(Labeled region entries)
————————

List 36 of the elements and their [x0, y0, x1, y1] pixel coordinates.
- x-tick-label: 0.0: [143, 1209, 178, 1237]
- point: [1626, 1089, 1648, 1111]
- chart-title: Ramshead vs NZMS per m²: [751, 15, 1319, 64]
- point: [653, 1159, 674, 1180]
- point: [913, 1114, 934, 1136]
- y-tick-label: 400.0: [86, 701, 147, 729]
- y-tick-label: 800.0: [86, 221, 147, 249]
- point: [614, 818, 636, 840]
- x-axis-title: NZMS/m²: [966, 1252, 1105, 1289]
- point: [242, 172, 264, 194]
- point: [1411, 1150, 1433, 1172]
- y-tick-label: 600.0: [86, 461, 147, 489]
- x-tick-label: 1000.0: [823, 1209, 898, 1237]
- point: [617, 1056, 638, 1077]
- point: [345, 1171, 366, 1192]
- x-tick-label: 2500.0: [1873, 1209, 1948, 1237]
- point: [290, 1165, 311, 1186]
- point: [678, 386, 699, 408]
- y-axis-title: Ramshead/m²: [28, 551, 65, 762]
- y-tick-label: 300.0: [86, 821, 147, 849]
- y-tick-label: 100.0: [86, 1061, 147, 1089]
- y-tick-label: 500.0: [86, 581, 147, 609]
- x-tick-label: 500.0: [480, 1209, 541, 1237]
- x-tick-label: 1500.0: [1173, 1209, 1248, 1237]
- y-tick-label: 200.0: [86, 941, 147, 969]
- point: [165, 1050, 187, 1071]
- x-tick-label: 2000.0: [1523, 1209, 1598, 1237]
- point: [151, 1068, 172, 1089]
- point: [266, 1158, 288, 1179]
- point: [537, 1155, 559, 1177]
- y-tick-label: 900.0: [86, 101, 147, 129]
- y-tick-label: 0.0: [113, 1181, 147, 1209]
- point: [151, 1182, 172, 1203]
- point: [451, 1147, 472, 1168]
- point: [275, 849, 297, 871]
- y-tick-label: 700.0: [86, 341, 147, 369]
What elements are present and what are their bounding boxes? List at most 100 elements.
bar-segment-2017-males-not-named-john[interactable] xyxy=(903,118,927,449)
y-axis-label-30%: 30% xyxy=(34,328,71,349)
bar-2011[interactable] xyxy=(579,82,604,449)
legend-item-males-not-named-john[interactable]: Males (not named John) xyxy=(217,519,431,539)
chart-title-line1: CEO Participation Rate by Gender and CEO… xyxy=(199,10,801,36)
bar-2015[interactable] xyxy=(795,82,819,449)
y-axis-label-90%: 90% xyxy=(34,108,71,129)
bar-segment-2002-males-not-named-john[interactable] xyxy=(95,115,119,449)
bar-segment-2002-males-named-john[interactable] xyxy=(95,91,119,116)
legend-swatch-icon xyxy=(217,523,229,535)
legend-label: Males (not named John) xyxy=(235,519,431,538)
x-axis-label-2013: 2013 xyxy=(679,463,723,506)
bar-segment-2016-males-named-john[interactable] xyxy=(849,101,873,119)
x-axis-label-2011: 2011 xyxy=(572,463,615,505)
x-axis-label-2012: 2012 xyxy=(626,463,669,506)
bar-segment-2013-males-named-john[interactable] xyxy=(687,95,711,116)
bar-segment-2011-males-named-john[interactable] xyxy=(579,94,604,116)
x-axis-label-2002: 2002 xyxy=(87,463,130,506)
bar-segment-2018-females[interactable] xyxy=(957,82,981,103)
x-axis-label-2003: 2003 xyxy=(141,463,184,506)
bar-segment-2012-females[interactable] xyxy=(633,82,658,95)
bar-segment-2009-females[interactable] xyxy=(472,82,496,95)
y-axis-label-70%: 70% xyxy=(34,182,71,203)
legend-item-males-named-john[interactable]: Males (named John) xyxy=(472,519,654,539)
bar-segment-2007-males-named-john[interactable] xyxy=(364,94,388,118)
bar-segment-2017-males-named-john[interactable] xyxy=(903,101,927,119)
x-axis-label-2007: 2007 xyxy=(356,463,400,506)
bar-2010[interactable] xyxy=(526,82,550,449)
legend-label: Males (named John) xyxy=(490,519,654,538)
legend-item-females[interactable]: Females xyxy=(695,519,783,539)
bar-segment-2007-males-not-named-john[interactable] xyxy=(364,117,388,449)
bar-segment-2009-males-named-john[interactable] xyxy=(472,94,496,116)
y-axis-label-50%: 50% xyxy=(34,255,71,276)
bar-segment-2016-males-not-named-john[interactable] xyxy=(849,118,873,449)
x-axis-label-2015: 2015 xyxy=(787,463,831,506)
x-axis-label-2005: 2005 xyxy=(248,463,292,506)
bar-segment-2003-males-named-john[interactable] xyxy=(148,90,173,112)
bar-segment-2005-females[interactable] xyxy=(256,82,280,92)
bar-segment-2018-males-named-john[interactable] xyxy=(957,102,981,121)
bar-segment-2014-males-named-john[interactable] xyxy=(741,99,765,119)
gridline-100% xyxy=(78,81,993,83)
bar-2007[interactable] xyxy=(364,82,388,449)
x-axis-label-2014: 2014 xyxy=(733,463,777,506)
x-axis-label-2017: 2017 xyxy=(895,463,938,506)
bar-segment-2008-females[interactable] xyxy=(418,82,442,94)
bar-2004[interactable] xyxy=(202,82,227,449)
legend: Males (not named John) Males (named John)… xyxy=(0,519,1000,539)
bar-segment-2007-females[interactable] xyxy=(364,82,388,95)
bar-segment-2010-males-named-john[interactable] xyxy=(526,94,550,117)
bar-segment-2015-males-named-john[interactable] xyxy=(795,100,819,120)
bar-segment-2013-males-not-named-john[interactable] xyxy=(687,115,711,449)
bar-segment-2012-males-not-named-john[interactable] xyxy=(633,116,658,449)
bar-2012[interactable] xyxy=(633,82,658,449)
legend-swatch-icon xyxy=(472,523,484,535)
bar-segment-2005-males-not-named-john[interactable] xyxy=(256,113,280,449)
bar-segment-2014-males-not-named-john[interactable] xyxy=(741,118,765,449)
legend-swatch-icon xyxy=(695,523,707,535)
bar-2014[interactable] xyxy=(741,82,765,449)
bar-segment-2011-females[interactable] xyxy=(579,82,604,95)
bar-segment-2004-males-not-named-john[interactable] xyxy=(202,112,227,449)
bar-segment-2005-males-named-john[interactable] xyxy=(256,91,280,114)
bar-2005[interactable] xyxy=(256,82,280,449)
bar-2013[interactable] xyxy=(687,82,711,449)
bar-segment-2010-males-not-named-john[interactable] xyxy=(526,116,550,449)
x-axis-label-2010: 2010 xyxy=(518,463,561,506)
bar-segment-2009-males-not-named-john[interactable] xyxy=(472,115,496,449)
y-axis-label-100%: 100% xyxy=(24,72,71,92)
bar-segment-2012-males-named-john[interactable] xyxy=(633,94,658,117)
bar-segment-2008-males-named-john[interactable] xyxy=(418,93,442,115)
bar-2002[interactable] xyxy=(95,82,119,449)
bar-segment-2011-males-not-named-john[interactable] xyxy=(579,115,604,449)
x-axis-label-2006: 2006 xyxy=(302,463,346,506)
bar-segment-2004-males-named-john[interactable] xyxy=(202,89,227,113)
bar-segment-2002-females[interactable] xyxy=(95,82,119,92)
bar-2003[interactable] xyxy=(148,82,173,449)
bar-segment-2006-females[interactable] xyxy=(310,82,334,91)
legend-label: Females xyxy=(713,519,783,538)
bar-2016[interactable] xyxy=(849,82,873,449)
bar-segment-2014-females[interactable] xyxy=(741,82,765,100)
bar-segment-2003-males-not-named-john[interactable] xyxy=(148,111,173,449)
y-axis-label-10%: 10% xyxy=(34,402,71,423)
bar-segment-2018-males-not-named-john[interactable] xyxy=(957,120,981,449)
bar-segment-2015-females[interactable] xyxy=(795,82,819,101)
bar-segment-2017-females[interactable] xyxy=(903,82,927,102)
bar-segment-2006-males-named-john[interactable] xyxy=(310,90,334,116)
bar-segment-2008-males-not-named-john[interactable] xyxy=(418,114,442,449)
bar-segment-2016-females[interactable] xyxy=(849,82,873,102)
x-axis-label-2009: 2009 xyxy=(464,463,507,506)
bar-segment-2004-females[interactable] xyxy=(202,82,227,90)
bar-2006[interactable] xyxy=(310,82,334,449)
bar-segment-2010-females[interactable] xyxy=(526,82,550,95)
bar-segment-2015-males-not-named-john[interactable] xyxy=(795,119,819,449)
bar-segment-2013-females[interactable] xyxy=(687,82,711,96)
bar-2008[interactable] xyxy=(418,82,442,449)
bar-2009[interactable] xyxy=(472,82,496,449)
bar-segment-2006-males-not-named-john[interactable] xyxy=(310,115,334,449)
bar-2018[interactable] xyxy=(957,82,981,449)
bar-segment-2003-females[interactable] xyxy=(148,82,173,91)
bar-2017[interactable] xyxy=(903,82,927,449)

————————

Task instructions:
Output the records above exactly as they appear, from the very first line through the line that contains "- point: [913, 1114, 934, 1136]", both ends included, and nothing beyond that stretch.

Response to the task:
List 36 of the elements and their [x0, y0, x1, y1] pixel coordinates.
- x-tick-label: 0.0: [143, 1209, 178, 1237]
- point: [1626, 1089, 1648, 1111]
- chart-title: Ramshead vs NZMS per m²: [751, 15, 1319, 64]
- point: [653, 1159, 674, 1180]
- point: [913, 1114, 934, 1136]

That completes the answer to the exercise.